◆ **Your objective**
Go through the entries below and collect each line with the string "primer" in it.

Exercise inputs: Begin

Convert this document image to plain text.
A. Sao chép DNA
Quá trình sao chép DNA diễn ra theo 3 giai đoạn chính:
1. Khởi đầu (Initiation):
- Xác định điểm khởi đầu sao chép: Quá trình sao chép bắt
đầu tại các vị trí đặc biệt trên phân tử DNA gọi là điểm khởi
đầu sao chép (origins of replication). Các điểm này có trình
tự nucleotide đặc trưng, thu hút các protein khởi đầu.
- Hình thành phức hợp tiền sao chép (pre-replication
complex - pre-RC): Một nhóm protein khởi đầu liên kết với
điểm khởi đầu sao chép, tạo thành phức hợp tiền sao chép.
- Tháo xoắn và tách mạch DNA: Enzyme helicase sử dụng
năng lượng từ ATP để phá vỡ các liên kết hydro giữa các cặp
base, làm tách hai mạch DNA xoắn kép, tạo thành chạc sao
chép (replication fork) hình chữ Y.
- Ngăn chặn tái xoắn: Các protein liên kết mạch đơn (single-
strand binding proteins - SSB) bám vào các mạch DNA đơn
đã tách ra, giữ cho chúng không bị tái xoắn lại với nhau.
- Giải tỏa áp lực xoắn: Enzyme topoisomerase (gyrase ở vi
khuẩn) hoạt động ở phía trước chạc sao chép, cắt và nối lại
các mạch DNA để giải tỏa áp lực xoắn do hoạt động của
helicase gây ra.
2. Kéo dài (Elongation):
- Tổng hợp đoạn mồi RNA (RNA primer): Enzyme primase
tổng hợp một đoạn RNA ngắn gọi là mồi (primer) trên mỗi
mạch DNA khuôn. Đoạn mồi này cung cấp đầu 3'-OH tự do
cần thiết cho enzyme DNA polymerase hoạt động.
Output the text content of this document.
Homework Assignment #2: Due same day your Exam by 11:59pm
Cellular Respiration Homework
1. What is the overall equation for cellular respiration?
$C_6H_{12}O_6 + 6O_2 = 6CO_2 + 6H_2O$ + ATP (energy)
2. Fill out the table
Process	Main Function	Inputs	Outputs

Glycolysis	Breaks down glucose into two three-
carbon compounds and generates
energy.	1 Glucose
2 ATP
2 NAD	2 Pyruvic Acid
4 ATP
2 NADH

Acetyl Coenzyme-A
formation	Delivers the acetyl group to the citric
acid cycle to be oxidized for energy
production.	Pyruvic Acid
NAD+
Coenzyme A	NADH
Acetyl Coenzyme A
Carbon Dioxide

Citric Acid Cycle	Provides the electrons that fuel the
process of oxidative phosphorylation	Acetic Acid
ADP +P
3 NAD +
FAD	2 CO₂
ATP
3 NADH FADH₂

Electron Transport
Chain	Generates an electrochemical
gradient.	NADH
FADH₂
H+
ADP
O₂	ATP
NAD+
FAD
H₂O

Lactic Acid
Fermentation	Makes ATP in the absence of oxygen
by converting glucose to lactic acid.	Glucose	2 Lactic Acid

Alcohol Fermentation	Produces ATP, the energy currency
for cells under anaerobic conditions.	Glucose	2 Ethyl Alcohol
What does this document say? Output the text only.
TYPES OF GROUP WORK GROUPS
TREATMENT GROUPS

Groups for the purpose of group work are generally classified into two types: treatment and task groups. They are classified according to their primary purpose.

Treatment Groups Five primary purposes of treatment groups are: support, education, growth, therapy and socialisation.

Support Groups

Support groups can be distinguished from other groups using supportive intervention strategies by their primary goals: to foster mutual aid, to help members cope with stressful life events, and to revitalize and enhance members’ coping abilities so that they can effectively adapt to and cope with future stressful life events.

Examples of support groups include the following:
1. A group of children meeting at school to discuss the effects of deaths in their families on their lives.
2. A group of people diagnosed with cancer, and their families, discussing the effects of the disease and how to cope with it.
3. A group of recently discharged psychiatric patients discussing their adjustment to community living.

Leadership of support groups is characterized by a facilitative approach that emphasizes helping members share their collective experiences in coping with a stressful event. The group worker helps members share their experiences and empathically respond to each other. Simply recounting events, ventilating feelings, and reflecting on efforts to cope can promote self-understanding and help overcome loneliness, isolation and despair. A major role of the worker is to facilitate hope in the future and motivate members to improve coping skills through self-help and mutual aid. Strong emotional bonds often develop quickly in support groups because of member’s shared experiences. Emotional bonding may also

Exercise inputs: End

◆ **Your response**
- Tổng hợp đoạn mồi RNA (RNA primer): Enzyme primase
tổng hợp một đoạn RNA ngắn gọi là mồi (primer) trên mỗi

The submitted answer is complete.